**Exercise task:** State how many lines of the entries hold the string "content". Reply with the number alone.

**Given entries:**

— Begin —

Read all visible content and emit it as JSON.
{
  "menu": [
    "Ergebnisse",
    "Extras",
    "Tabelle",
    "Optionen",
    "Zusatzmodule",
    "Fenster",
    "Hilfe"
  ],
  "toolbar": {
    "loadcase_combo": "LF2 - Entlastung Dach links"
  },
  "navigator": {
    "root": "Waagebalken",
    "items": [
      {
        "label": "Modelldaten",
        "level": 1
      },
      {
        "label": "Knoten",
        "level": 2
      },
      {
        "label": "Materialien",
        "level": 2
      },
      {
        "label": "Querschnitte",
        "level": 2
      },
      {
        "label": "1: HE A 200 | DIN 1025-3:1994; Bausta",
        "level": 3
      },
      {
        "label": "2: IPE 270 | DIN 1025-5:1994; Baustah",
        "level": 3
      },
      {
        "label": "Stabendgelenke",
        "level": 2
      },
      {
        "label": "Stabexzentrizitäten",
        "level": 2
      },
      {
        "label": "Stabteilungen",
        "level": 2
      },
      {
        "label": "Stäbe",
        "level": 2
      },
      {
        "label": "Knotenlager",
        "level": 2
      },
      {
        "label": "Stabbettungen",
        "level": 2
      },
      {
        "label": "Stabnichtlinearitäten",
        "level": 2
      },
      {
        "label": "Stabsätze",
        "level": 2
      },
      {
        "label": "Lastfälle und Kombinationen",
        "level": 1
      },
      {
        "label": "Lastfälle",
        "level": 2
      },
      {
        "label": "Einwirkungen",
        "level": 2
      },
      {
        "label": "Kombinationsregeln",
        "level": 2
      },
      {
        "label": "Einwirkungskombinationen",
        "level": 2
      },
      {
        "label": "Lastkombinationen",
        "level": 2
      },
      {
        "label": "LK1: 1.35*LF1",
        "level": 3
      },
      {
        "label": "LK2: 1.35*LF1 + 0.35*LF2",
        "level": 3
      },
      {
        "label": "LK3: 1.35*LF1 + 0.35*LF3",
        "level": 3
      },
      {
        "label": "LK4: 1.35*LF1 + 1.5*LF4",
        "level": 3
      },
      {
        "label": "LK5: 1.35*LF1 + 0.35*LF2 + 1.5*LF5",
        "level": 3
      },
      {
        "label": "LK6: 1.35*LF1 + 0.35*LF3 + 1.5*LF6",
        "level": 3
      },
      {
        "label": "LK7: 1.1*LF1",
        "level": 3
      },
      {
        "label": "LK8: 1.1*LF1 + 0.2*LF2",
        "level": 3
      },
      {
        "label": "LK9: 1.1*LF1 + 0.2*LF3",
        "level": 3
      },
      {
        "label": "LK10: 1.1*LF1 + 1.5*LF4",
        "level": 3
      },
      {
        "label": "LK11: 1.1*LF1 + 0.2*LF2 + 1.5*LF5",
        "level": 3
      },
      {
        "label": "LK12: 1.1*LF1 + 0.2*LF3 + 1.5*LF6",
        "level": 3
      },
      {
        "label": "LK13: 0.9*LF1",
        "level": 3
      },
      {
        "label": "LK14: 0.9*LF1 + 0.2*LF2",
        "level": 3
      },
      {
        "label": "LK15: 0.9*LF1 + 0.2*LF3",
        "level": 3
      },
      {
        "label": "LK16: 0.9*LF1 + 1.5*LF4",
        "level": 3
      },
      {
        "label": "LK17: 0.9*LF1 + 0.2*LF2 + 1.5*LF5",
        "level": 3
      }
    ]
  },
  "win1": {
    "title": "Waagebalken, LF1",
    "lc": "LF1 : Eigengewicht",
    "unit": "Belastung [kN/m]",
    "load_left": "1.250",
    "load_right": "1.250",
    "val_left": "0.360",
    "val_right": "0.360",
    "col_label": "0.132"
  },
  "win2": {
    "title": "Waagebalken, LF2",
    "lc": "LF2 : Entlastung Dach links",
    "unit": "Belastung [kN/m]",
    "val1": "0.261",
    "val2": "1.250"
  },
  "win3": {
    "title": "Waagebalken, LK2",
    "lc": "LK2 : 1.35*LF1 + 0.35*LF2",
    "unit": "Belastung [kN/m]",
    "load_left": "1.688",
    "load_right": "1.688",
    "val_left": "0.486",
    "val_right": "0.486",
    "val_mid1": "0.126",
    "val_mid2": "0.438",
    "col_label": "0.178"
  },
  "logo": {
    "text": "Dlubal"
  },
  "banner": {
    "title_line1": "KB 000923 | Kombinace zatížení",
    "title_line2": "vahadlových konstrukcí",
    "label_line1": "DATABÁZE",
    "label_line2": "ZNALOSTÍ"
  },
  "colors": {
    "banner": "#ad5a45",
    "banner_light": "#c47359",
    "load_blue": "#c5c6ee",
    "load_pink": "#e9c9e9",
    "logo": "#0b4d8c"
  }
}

— End —
— Begin —

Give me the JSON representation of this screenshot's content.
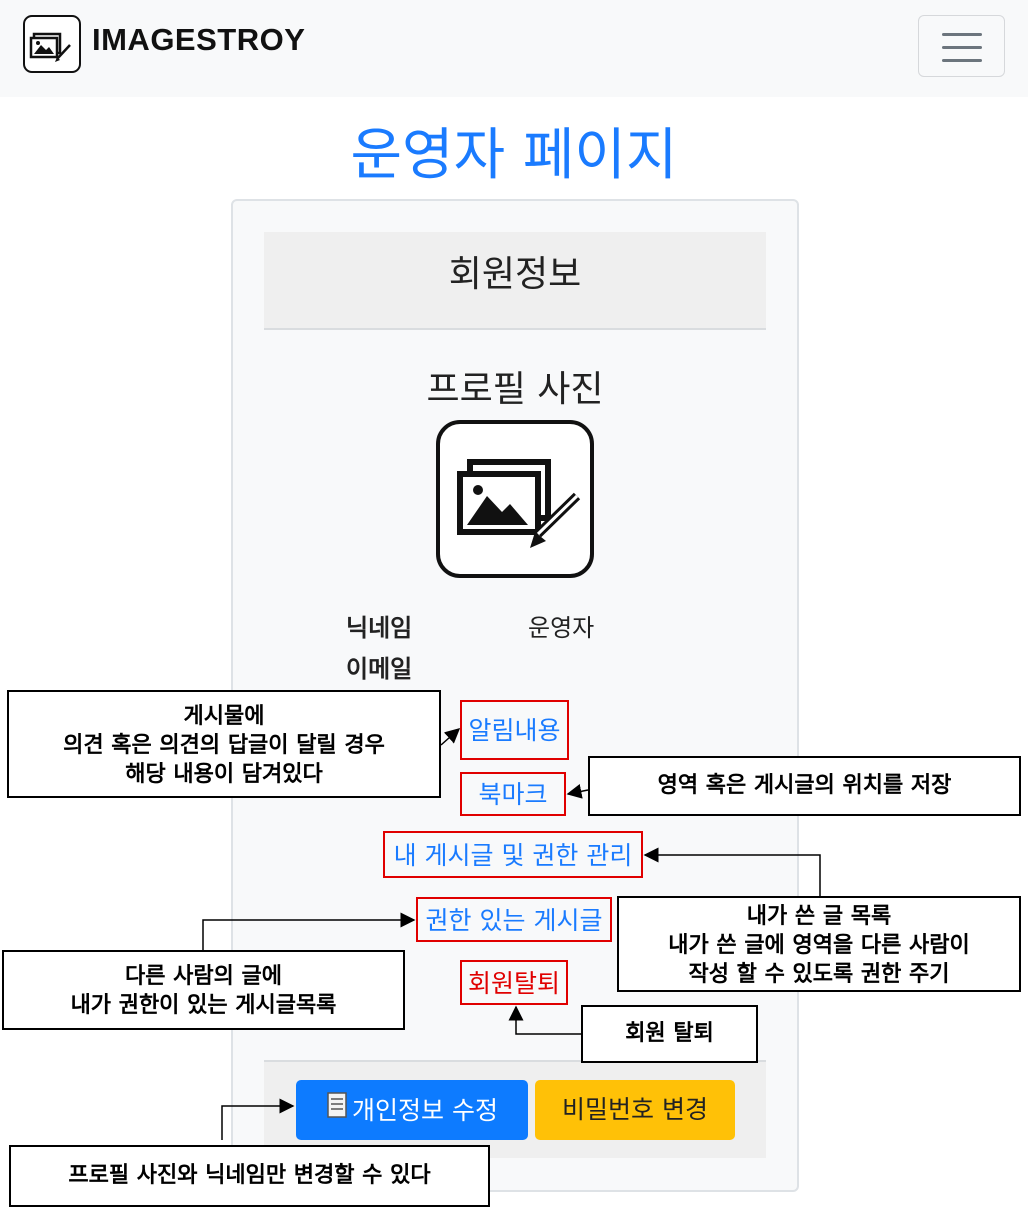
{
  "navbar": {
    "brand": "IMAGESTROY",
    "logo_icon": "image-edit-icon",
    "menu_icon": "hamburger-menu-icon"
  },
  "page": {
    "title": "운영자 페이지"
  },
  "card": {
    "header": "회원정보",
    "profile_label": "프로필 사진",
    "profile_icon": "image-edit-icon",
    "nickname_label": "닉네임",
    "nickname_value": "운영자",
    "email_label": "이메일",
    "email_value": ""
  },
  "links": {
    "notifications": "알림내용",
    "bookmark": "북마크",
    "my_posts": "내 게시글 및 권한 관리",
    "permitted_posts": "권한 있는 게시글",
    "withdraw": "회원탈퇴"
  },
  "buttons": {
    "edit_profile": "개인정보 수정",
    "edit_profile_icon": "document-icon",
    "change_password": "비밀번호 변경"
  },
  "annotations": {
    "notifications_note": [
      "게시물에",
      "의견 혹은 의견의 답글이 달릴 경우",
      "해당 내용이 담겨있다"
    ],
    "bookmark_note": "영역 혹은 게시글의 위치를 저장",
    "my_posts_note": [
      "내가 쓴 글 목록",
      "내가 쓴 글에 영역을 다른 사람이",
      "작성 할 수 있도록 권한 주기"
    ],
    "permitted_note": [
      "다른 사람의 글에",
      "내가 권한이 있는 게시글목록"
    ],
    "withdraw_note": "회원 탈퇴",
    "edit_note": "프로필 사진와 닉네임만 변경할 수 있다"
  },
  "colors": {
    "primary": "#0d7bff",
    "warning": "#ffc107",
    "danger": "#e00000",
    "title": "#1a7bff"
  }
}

— End —
— Begin —

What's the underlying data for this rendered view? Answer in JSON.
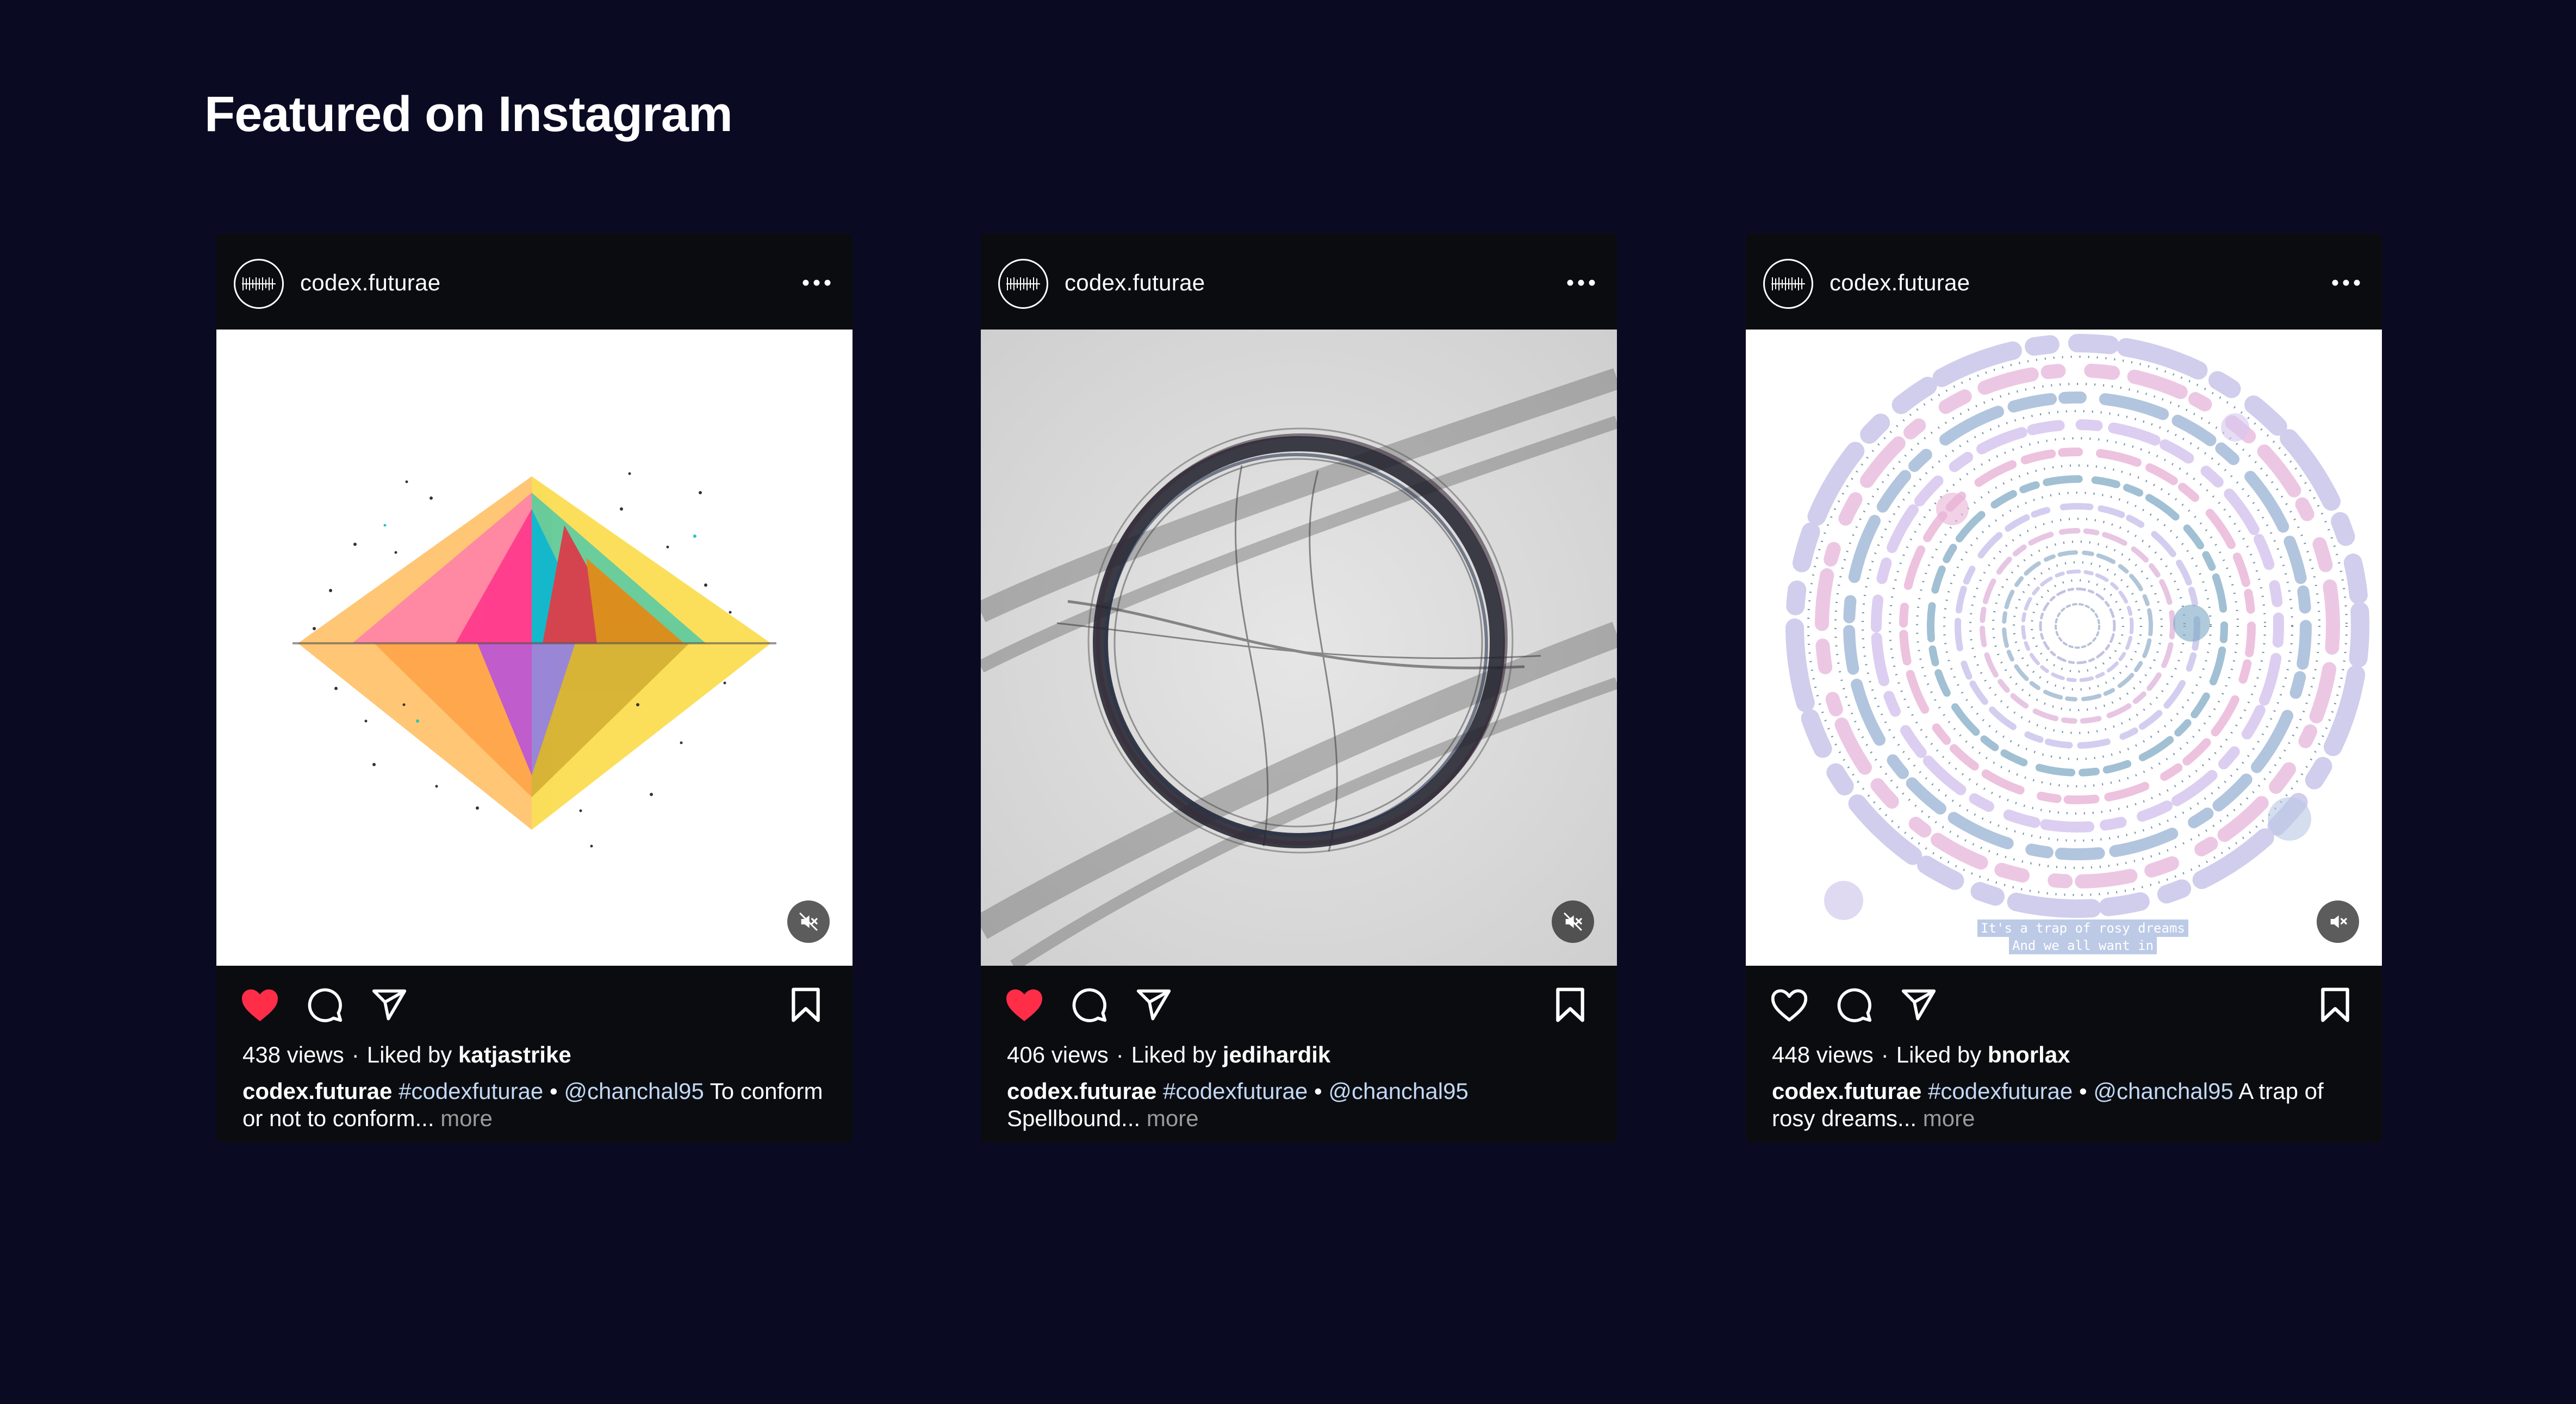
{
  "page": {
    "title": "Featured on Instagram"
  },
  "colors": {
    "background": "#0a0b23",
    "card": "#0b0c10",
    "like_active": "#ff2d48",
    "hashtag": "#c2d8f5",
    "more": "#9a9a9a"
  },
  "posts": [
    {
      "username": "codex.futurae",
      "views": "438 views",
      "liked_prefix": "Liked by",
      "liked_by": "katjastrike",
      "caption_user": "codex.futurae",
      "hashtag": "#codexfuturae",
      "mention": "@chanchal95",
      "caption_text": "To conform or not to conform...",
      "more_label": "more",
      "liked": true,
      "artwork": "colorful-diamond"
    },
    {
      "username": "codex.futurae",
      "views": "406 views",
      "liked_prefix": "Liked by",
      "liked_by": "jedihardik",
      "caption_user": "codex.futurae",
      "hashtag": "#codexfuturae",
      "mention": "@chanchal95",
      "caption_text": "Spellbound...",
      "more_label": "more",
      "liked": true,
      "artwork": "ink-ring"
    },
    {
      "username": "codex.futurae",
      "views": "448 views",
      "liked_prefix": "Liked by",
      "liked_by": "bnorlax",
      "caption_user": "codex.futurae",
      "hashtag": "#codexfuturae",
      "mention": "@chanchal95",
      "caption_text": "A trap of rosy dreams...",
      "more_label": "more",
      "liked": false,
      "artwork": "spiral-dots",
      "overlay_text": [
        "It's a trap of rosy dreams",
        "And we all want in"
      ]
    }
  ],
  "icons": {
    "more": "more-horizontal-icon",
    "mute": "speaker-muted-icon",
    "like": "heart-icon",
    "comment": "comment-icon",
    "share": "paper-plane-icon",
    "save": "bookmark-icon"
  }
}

— End —

**Written reply:** 2